### Provided information
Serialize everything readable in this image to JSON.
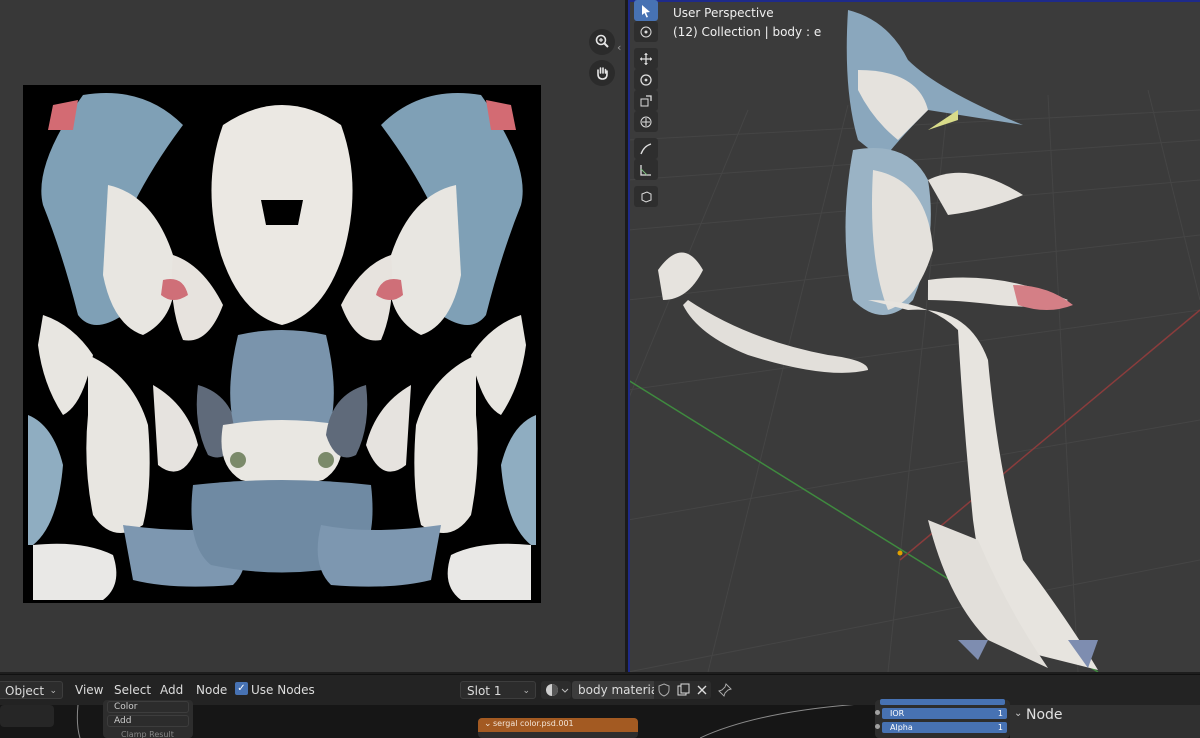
{
  "viewport": {
    "title": "User Perspective",
    "subtitle": "(12) Collection | body : e"
  },
  "header": {
    "mode_label": "Object",
    "menu": [
      "View",
      "Select",
      "Add",
      "Node"
    ],
    "use_nodes_label": "Use Nodes",
    "use_nodes_checked": true,
    "slot_label": "Slot 1",
    "material_name": "body material"
  },
  "node_editor": {
    "left_node_field1": "Color",
    "left_node_field2": "Add",
    "left_node_field3": "Clamp Result",
    "image_node_title": "sergal color.psd.001",
    "right_fields": [
      "IOR",
      "Alpha"
    ],
    "right_values": [
      "1",
      "1"
    ],
    "sidebar_title": "Node"
  },
  "colors": {
    "accent": "#4772b3",
    "active_outline": "#1e2a8a",
    "image_node_header": "#a35a22"
  }
}
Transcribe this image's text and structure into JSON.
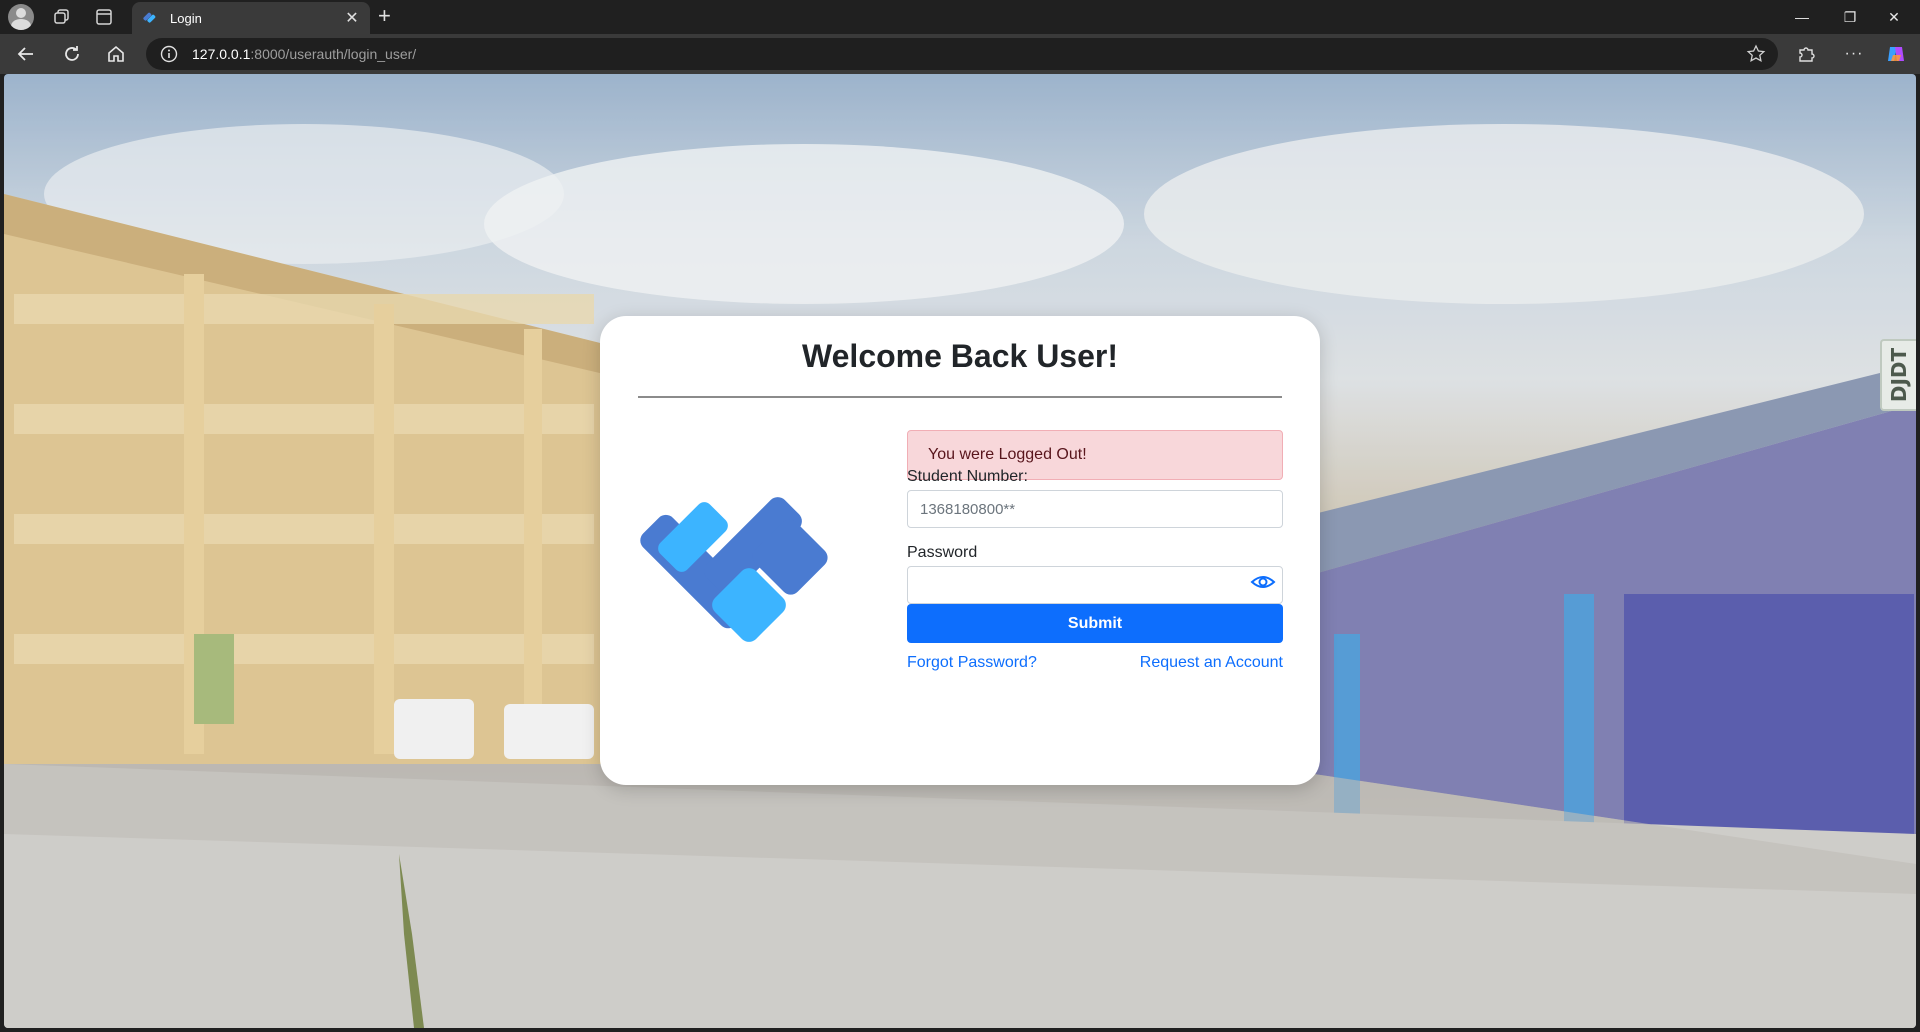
{
  "browser": {
    "tab_title": "Login",
    "url_host": "127.0.0.1",
    "url_path": ":8000/userauth/login_user/",
    "new_tab_label": "+",
    "tab_close_label": "✕",
    "window_controls": {
      "minimize": "—",
      "restore": "❐",
      "close": "✕"
    },
    "more_label": "···"
  },
  "login": {
    "title": "Welcome Back User!",
    "alert": "You were Logged Out!",
    "student_number_label": "Student Number:",
    "student_number_placeholder": "1368180800**",
    "password_label": "Password",
    "password_value": "",
    "submit_label": "Submit",
    "forgot_password_label": "Forgot Password?",
    "request_account_label": "Request an Account"
  },
  "side_tab_label": "DJDT",
  "colors": {
    "primary": "#0d6efd",
    "alert_bg": "#f8d7da",
    "logo_dark": "#4a7bd1",
    "logo_light": "#3cb4ff"
  },
  "icons": {
    "profile": "profile-icon",
    "workspaces": "workspaces-icon",
    "tab_actions": "tab-actions-icon",
    "back": "back-arrow-icon",
    "reload": "reload-icon",
    "home": "home-icon",
    "site_info": "info-icon",
    "favorite": "star-icon",
    "extensions": "puzzle-icon",
    "copilot": "copilot-icon",
    "password_toggle": "eye-icon"
  }
}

### Task to carry out
Write the lines above out again exactly, without any of their pictures.

### Reply to the exercise
Serialize everything readable in this image to JSON.
{
  "viewport": {
    "title": "User Perspective",
    "subtitle": "(12) Collection | body : e"
  },
  "header": {
    "mode_label": "Object",
    "menu": [
      "View",
      "Select",
      "Add",
      "Node"
    ],
    "use_nodes_label": "Use Nodes",
    "use_nodes_checked": true,
    "slot_label": "Slot 1",
    "material_name": "body material"
  },
  "node_editor": {
    "left_node_field1": "Color",
    "left_node_field2": "Add",
    "left_node_field3": "Clamp Result",
    "image_node_title": "sergal color.psd.001",
    "right_fields": [
      "IOR",
      "Alpha"
    ],
    "right_values": [
      "1",
      "1"
    ],
    "sidebar_title": "Node"
  },
  "colors": {
    "accent": "#4772b3",
    "active_outline": "#1e2a8a",
    "image_node_header": "#a35a22"
  }
}
Transcribe this image's text and structure into JSON.
{
  "browser": {
    "tab_title": "Login",
    "url_host": "127.0.0.1",
    "url_path": ":8000/userauth/login_user/",
    "new_tab_label": "+",
    "tab_close_label": "✕",
    "window_controls": {
      "minimize": "—",
      "restore": "❐",
      "close": "✕"
    },
    "more_label": "···"
  },
  "login": {
    "title": "Welcome Back User!",
    "alert": "You were Logged Out!",
    "student_number_label": "Student Number:",
    "student_number_placeholder": "1368180800**",
    "password_label": "Password",
    "password_value": "",
    "submit_label": "Submit",
    "forgot_password_label": "Forgot Password?",
    "request_account_label": "Request an Account"
  },
  "side_tab_label": "DJDT",
  "colors": {
    "primary": "#0d6efd",
    "alert_bg": "#f8d7da",
    "logo_dark": "#4a7bd1",
    "logo_light": "#3cb4ff"
  },
  "icons": {
    "profile": "profile-icon",
    "workspaces": "workspaces-icon",
    "tab_actions": "tab-actions-icon",
    "back": "back-arrow-icon",
    "reload": "reload-icon",
    "home": "home-icon",
    "site_info": "info-icon",
    "favorite": "star-icon",
    "extensions": "puzzle-icon",
    "copilot": "copilot-icon",
    "password_toggle": "eye-icon"
  }
}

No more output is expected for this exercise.